:: MATERIAL PROVIDED ::
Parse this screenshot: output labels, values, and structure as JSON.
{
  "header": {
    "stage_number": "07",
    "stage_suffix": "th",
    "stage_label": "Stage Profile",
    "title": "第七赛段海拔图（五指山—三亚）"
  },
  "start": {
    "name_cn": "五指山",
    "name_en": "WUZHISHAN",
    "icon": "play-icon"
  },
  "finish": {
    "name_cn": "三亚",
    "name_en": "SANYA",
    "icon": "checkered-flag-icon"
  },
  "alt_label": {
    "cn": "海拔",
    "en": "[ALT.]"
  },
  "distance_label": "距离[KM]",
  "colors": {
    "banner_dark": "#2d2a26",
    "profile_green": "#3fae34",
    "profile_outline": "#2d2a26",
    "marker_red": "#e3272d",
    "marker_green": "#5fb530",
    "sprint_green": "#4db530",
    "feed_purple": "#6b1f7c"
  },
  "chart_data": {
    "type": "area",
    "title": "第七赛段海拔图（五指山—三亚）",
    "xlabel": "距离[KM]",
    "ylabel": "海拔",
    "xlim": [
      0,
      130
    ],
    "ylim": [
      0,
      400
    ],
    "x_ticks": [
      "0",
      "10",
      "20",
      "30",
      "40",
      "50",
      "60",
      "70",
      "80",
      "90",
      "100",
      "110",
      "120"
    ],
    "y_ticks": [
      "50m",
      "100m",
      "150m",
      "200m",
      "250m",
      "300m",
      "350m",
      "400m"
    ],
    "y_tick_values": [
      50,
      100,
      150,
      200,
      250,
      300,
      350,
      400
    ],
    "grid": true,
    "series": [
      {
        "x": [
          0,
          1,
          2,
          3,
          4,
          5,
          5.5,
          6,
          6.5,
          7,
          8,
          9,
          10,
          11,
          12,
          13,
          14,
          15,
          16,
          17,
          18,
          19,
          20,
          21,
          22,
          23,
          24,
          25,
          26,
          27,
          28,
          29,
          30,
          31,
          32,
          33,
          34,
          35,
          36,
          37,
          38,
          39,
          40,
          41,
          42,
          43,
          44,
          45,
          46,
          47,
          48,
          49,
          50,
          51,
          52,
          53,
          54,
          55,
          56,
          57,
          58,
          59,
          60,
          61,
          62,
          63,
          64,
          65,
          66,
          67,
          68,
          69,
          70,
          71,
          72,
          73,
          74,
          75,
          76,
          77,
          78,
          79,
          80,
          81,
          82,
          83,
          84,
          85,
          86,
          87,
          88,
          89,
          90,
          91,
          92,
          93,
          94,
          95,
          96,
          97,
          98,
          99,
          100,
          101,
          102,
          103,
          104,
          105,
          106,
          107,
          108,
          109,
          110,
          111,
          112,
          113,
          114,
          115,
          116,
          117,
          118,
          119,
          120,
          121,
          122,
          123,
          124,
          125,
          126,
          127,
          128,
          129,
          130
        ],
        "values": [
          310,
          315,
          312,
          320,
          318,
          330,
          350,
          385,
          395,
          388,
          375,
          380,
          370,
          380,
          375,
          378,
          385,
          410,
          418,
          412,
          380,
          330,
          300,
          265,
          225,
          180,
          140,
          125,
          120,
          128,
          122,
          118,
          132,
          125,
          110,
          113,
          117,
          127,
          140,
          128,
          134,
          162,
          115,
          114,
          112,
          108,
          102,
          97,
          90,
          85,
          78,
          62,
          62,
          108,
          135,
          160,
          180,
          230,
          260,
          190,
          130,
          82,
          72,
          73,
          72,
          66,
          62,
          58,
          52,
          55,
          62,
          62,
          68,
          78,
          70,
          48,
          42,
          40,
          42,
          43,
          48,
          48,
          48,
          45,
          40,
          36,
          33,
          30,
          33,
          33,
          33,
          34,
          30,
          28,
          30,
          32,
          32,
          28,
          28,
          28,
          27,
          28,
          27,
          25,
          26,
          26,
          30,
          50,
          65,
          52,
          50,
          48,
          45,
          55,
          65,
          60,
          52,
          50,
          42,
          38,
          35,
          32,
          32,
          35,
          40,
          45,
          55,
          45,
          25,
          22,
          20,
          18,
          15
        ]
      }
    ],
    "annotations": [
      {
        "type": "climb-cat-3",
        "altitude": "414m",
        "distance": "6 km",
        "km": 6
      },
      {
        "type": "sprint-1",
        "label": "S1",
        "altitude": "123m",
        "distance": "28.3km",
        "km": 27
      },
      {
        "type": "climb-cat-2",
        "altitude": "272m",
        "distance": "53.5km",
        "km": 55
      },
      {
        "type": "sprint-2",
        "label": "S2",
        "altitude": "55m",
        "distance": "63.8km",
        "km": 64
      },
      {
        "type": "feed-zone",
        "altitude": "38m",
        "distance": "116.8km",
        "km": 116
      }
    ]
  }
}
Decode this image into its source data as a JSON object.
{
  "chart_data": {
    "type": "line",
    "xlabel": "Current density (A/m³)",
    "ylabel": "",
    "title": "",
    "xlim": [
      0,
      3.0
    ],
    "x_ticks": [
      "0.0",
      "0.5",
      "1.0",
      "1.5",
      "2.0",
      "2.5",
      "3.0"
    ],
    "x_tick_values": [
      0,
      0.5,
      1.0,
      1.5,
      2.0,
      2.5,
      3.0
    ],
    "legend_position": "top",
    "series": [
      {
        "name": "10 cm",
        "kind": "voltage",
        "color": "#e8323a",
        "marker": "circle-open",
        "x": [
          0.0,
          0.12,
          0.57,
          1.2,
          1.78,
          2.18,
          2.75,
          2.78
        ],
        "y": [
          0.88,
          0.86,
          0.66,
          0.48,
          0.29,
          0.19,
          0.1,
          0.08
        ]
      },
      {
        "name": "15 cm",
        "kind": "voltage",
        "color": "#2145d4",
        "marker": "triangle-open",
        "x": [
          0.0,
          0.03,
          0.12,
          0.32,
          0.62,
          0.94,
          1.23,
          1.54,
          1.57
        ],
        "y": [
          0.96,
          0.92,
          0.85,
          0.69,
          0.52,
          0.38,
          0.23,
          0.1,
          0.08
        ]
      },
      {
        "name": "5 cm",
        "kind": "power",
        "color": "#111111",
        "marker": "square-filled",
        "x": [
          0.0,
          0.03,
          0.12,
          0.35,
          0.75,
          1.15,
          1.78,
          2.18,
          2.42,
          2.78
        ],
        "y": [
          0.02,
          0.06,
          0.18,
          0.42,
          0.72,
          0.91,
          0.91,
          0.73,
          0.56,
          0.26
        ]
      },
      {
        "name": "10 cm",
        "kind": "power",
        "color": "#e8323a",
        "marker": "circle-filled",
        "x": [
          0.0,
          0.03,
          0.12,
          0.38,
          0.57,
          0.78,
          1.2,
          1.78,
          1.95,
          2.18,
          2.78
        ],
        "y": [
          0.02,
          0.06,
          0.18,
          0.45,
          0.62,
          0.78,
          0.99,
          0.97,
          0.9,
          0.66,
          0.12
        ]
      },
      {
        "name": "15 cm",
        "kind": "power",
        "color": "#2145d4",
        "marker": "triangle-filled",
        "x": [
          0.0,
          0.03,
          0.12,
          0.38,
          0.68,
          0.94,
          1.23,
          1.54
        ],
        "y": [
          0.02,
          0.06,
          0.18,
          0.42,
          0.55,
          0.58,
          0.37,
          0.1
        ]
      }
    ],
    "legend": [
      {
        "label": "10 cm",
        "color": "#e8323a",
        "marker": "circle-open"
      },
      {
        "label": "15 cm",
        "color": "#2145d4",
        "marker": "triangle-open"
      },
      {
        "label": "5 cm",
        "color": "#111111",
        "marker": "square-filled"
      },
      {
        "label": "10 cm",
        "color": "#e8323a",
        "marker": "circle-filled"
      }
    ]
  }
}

:: YOUR GOAL ::
The records above must be output exactly, in full.

:: THE RESULT ::
Parse this screenshot: output labels, values, and structure as JSON.
{
  "header": {
    "stage_number": "07",
    "stage_suffix": "th",
    "stage_label": "Stage Profile",
    "title": "第七赛段海拔图（五指山—三亚）"
  },
  "start": {
    "name_cn": "五指山",
    "name_en": "WUZHISHAN",
    "icon": "play-icon"
  },
  "finish": {
    "name_cn": "三亚",
    "name_en": "SANYA",
    "icon": "checkered-flag-icon"
  },
  "alt_label": {
    "cn": "海拔",
    "en": "[ALT.]"
  },
  "distance_label": "距离[KM]",
  "colors": {
    "banner_dark": "#2d2a26",
    "profile_green": "#3fae34",
    "profile_outline": "#2d2a26",
    "marker_red": "#e3272d",
    "marker_green": "#5fb530",
    "sprint_green": "#4db530",
    "feed_purple": "#6b1f7c"
  },
  "chart_data": {
    "type": "area",
    "title": "第七赛段海拔图（五指山—三亚）",
    "xlabel": "距离[KM]",
    "ylabel": "海拔",
    "xlim": [
      0,
      130
    ],
    "ylim": [
      0,
      400
    ],
    "x_ticks": [
      "0",
      "10",
      "20",
      "30",
      "40",
      "50",
      "60",
      "70",
      "80",
      "90",
      "100",
      "110",
      "120"
    ],
    "y_ticks": [
      "50m",
      "100m",
      "150m",
      "200m",
      "250m",
      "300m",
      "350m",
      "400m"
    ],
    "y_tick_values": [
      50,
      100,
      150,
      200,
      250,
      300,
      350,
      400
    ],
    "grid": true,
    "series": [
      {
        "x": [
          0,
          1,
          2,
          3,
          4,
          5,
          5.5,
          6,
          6.5,
          7,
          8,
          9,
          10,
          11,
          12,
          13,
          14,
          15,
          16,
          17,
          18,
          19,
          20,
          21,
          22,
          23,
          24,
          25,
          26,
          27,
          28,
          29,
          30,
          31,
          32,
          33,
          34,
          35,
          36,
          37,
          38,
          39,
          40,
          41,
          42,
          43,
          44,
          45,
          46,
          47,
          48,
          49,
          50,
          51,
          52,
          53,
          54,
          55,
          56,
          57,
          58,
          59,
          60,
          61,
          62,
          63,
          64,
          65,
          66,
          67,
          68,
          69,
          70,
          71,
          72,
          73,
          74,
          75,
          76,
          77,
          78,
          79,
          80,
          81,
          82,
          83,
          84,
          85,
          86,
          87,
          88,
          89,
          90,
          91,
          92,
          93,
          94,
          95,
          96,
          97,
          98,
          99,
          100,
          101,
          102,
          103,
          104,
          105,
          106,
          107,
          108,
          109,
          110,
          111,
          112,
          113,
          114,
          115,
          116,
          117,
          118,
          119,
          120,
          121,
          122,
          123,
          124,
          125,
          126,
          127,
          128,
          129,
          130
        ],
        "values": [
          310,
          315,
          312,
          320,
          318,
          330,
          350,
          385,
          395,
          388,
          375,
          380,
          370,
          380,
          375,
          378,
          385,
          410,
          418,
          412,
          380,
          330,
          300,
          265,
          225,
          180,
          140,
          125,
          120,
          128,
          122,
          118,
          132,
          125,
          110,
          113,
          117,
          127,
          140,
          128,
          134,
          162,
          115,
          114,
          112,
          108,
          102,
          97,
          90,
          85,
          78,
          62,
          62,
          108,
          135,
          160,
          180,
          230,
          260,
          190,
          130,
          82,
          72,
          73,
          72,
          66,
          62,
          58,
          52,
          55,
          62,
          62,
          68,
          78,
          70,
          48,
          42,
          40,
          42,
          43,
          48,
          48,
          48,
          45,
          40,
          36,
          33,
          30,
          33,
          33,
          33,
          34,
          30,
          28,
          30,
          32,
          32,
          28,
          28,
          28,
          27,
          28,
          27,
          25,
          26,
          26,
          30,
          50,
          65,
          52,
          50,
          48,
          45,
          55,
          65,
          60,
          52,
          50,
          42,
          38,
          35,
          32,
          32,
          35,
          40,
          45,
          55,
          45,
          25,
          22,
          20,
          18,
          15
        ]
      }
    ],
    "annotations": [
      {
        "type": "climb-cat-3",
        "altitude": "414m",
        "distance": "6 km",
        "km": 6
      },
      {
        "type": "sprint-1",
        "label": "S1",
        "altitude": "123m",
        "distance": "28.3km",
        "km": 27
      },
      {
        "type": "climb-cat-2",
        "altitude": "272m",
        "distance": "53.5km",
        "km": 55
      },
      {
        "type": "sprint-2",
        "label": "S2",
        "altitude": "55m",
        "distance": "63.8km",
        "km": 64
      },
      {
        "type": "feed-zone",
        "altitude": "38m",
        "distance": "116.8km",
        "km": 116
      }
    ]
  }
}
Decode this image into its source data as a JSON object.
{
  "chart_data": {
    "type": "line",
    "xlabel": "Current density (A/m³)",
    "ylabel": "",
    "title": "",
    "xlim": [
      0,
      3.0
    ],
    "x_ticks": [
      "0.0",
      "0.5",
      "1.0",
      "1.5",
      "2.0",
      "2.5",
      "3.0"
    ],
    "x_tick_values": [
      0,
      0.5,
      1.0,
      1.5,
      2.0,
      2.5,
      3.0
    ],
    "legend_position": "top",
    "series": [
      {
        "name": "10 cm",
        "kind": "voltage",
        "color": "#e8323a",
        "marker": "circle-open",
        "x": [
          0.0,
          0.12,
          0.57,
          1.2,
          1.78,
          2.18,
          2.75,
          2.78
        ],
        "y": [
          0.88,
          0.86,
          0.66,
          0.48,
          0.29,
          0.19,
          0.1,
          0.08
        ]
      },
      {
        "name": "15 cm",
        "kind": "voltage",
        "color": "#2145d4",
        "marker": "triangle-open",
        "x": [
          0.0,
          0.03,
          0.12,
          0.32,
          0.62,
          0.94,
          1.23,
          1.54,
          1.57
        ],
        "y": [
          0.96,
          0.92,
          0.85,
          0.69,
          0.52,
          0.38,
          0.23,
          0.1,
          0.08
        ]
      },
      {
        "name": "5 cm",
        "kind": "power",
        "color": "#111111",
        "marker": "square-filled",
        "x": [
          0.0,
          0.03,
          0.12,
          0.35,
          0.75,
          1.15,
          1.78,
          2.18,
          2.42,
          2.78
        ],
        "y": [
          0.02,
          0.06,
          0.18,
          0.42,
          0.72,
          0.91,
          0.91,
          0.73,
          0.56,
          0.26
        ]
      },
      {
        "name": "10 cm",
        "kind": "power",
        "color": "#e8323a",
        "marker": "circle-filled",
        "x": [
          0.0,
          0.03,
          0.12,
          0.38,
          0.57,
          0.78,
          1.2,
          1.78,
          1.95,
          2.18,
          2.78
        ],
        "y": [
          0.02,
          0.06,
          0.18,
          0.45,
          0.62,
          0.78,
          0.99,
          0.97,
          0.9,
          0.66,
          0.12
        ]
      },
      {
        "name": "15 cm",
        "kind": "power",
        "color": "#2145d4",
        "marker": "triangle-filled",
        "x": [
          0.0,
          0.03,
          0.12,
          0.38,
          0.68,
          0.94,
          1.23,
          1.54
        ],
        "y": [
          0.02,
          0.06,
          0.18,
          0.42,
          0.55,
          0.58,
          0.37,
          0.1
        ]
      }
    ],
    "legend": [
      {
        "label": "10 cm",
        "color": "#e8323a",
        "marker": "circle-open"
      },
      {
        "label": "15 cm",
        "color": "#2145d4",
        "marker": "triangle-open"
      },
      {
        "label": "5 cm",
        "color": "#111111",
        "marker": "square-filled"
      },
      {
        "label": "10 cm",
        "color": "#e8323a",
        "marker": "circle-filled"
      }
    ]
  }
}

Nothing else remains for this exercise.